Data records:
╭──

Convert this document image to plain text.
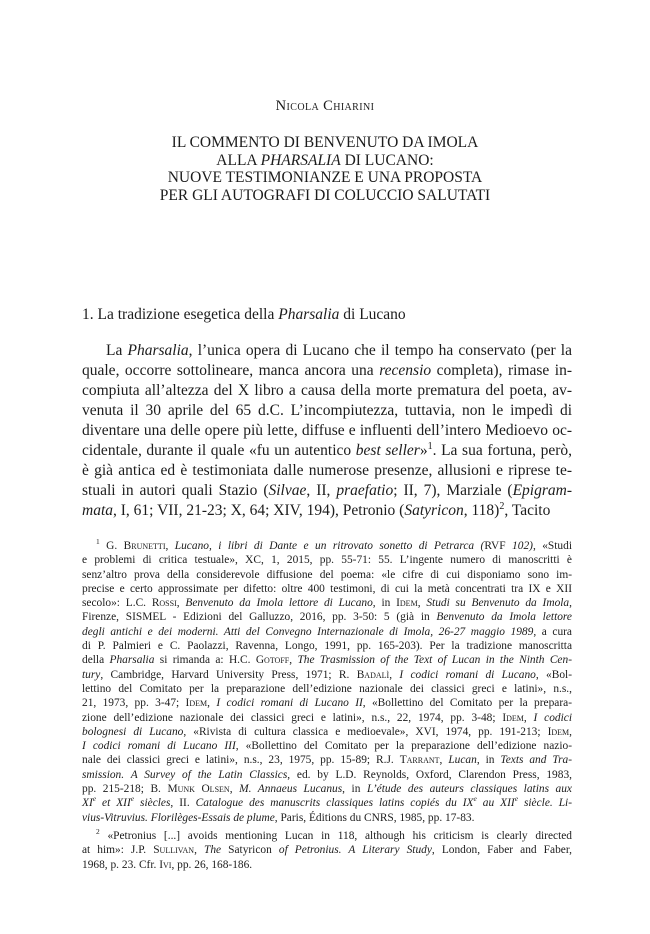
Nicola Chiarini
IL COMMENTO DI BENVENUTO DA IMOLA
ALLA PHARSALIA DI LUCANO:
NUOVE TESTIMONIANZE E UNA PROPOSTA
PER GLI AUTOGRAFI DI COLUCCIO SALUTATI
1. La tradizione esegetica della Pharsalia di Lucano
La Pharsalia, l’unica opera di Lucano che il tempo ha conservato (per la
quale, occorre sottolineare, manca ancora una recensio completa), rimase in-
compiuta all’altezza del X libro a causa della morte prematura del poeta, av-
venuta il 30 aprile del 65 d.C. L’incompiutezza, tuttavia, non le impedì di
diventare una delle opere più lette, diffuse e influenti dell’intero Medioevo oc-
cidentale, durante il quale «fu un autentico best seller»$^1$. La sua fortuna, però,
è già antica ed è testimoniata dalle numerose presenze, allusioni e riprese te-
stuali in autori quali Stazio (Silvae, II, praefatio; II, 7), Marziale (Epigram-
mata, I, 61; VII, 21-23; X, 64; XIV, 194), Petronio (Satyricon, 118)$^2$, Tacito
$^1$ G. Brunetti, Lucano, i libri di Dante e un ritrovato sonetto di Petrarca (RVF 102), «Studi
e problemi di critica testuale», XC, 1, 2015, pp. 55-71: 55. L’ingente numero di manoscritti è
senz’altro prova della considerevole diffusione del poema: «le cifre di cui disponiamo sono im-
precise e certo approssimate per difetto: oltre 400 testimoni, di cui la metà concentrati tra IX e XII
secolo»: L.C. Rossi, Benvenuto da Imola lettore di Lucano, in Idem, Studi su Benvenuto da Imola,
Firenze, SISMEL - Edizioni del Galluzzo, 2016, pp. 3-50: 5 (già in Benvenuto da Imola lettore
degli antichi e dei moderni. Atti del Convegno Internazionale di Imola, 26-27 maggio 1989, a cura
di P. Palmieri e C. Paolazzi, Ravenna, Longo, 1991, pp. 165-203). Per la tradizione manoscritta
della Pharsalia si rimanda a: H.C. Gotoff, The Trasmission of the Text of Lucan in the Ninth Cen-
tury, Cambridge, Harvard University Press, 1971; R. Badalì, I codici romani di Lucano, «Bol-
lettino del Comitato per la preparazione dell’edizione nazionale dei classici greci e latini», n.s.,
21, 1973, pp. 3-47; Idem, I codici romani di Lucano II, «Bollettino del Comitato per la prepara-
zione dell’edizione nazionale dei classici greci e latini», n.s., 22, 1974, pp. 3-48; Idem, I codici
bolognesi di Lucano, «Rivista di cultura classica e medioevale», XVI, 1974, pp. 191-213; Idem,
I codici romani di Lucano III, «Bollettino del Comitato per la preparazione dell’edizione nazio-
nale dei classici greci e latini», n.s., 23, 1975, pp. 15-89; R.J. Tarrant, Lucan, in Texts and Tra-
smission. A Survey of the Latin Classics, ed. by L.D. Reynolds, Oxford, Clarendon Press, 1983,
pp. 215-218; B. Munk Olsen, M. Annaeus Lucanus, in L’étude des auteurs classiques latins aux
XIe et XIIe siècles, II. Catalogue des manuscrits classiques latins copiés du IXe au XIIe siècle. Li-
vius-Vitruvius. Florilèges-Essais de plume, Paris, Éditions du CNRS, 1985, pp. 17-83.
$^2$ «Petronius [...] avoids mentioning Lucan in 118, although his criticism is clearly directed
at him»: J.P. Sullivan, The Satyricon of Petronius. A Literary Study, London, Faber and Faber,
1968, p. 23. Cfr. Ivi, pp. 26, 168-186.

╰──

What is asked -
From the entries above, output every line exactly and omit any image.

Correct result -
Convert this document image to plain text.
Nicola Chiarini
IL COMMENTO DI BENVENUTO DA IMOLA
ALLA PHARSALIA DI LUCANO:
NUOVE TESTIMONIANZE E UNA PROPOSTA
PER GLI AUTOGRAFI DI COLUCCIO SALUTATI
1. La tradizione esegetica della Pharsalia di Lucano
La Pharsalia, l’unica opera di Lucano che il tempo ha conservato (per la
quale, occorre sottolineare, manca ancora una recensio completa), rimase in-
compiuta all’altezza del X libro a causa della morte prematura del poeta, av-
venuta il 30 aprile del 65 d.C. L’incompiutezza, tuttavia, non le impedì di
diventare una delle opere più lette, diffuse e influenti dell’intero Medioevo oc-
cidentale, durante il quale «fu un autentico best seller»$^1$. La sua fortuna, però,
è già antica ed è testimoniata dalle numerose presenze, allusioni e riprese te-
stuali in autori quali Stazio (Silvae, II, praefatio; II, 7), Marziale (Epigram-
mata, I, 61; VII, 21-23; X, 64; XIV, 194), Petronio (Satyricon, 118)$^2$, Tacito
$^1$ G. Brunetti, Lucano, i libri di Dante e un ritrovato sonetto di Petrarca (RVF 102), «Studi
e problemi di critica testuale», XC, 1, 2015, pp. 55-71: 55. L’ingente numero di manoscritti è
senz’altro prova della considerevole diffusione del poema: «le cifre di cui disponiamo sono im-
precise e certo approssimate per difetto: oltre 400 testimoni, di cui la metà concentrati tra IX e XII
secolo»: L.C. Rossi, Benvenuto da Imola lettore di Lucano, in Idem, Studi su Benvenuto da Imola,
Firenze, SISMEL - Edizioni del Galluzzo, 2016, pp. 3-50: 5 (già in Benvenuto da Imola lettore
degli antichi e dei moderni. Atti del Convegno Internazionale di Imola, 26-27 maggio 1989, a cura
di P. Palmieri e C. Paolazzi, Ravenna, Longo, 1991, pp. 165-203). Per la tradizione manoscritta
della Pharsalia si rimanda a: H.C. Gotoff, The Trasmission of the Text of Lucan in the Ninth Cen-
tury, Cambridge, Harvard University Press, 1971; R. Badalì, I codici romani di Lucano, «Bol-
lettino del Comitato per la preparazione dell’edizione nazionale dei classici greci e latini», n.s.,
21, 1973, pp. 3-47; Idem, I codici romani di Lucano II, «Bollettino del Comitato per la prepara-
zione dell’edizione nazionale dei classici greci e latini», n.s., 22, 1974, pp. 3-48; Idem, I codici
bolognesi di Lucano, «Rivista di cultura classica e medioevale», XVI, 1974, pp. 191-213; Idem,
I codici romani di Lucano III, «Bollettino del Comitato per la preparazione dell’edizione nazio-
nale dei classici greci e latini», n.s., 23, 1975, pp. 15-89; R.J. Tarrant, Lucan, in Texts and Tra-
smission. A Survey of the Latin Classics, ed. by L.D. Reynolds, Oxford, Clarendon Press, 1983,
pp. 215-218; B. Munk Olsen, M. Annaeus Lucanus, in L’étude des auteurs classiques latins aux
XIe et XIIe siècles, II. Catalogue des manuscrits classiques latins copiés du IXe au XIIe siècle. Li-
vius-Vitruvius. Florilèges-Essais de plume, Paris, Éditions du CNRS, 1985, pp. 17-83.
$^2$ «Petronius [...] avoids mentioning Lucan in 118, although his criticism is clearly directed
at him»: J.P. Sullivan, The Satyricon of Petronius. A Literary Study, London, Faber and Faber,
1968, p. 23. Cfr. Ivi, pp. 26, 168-186.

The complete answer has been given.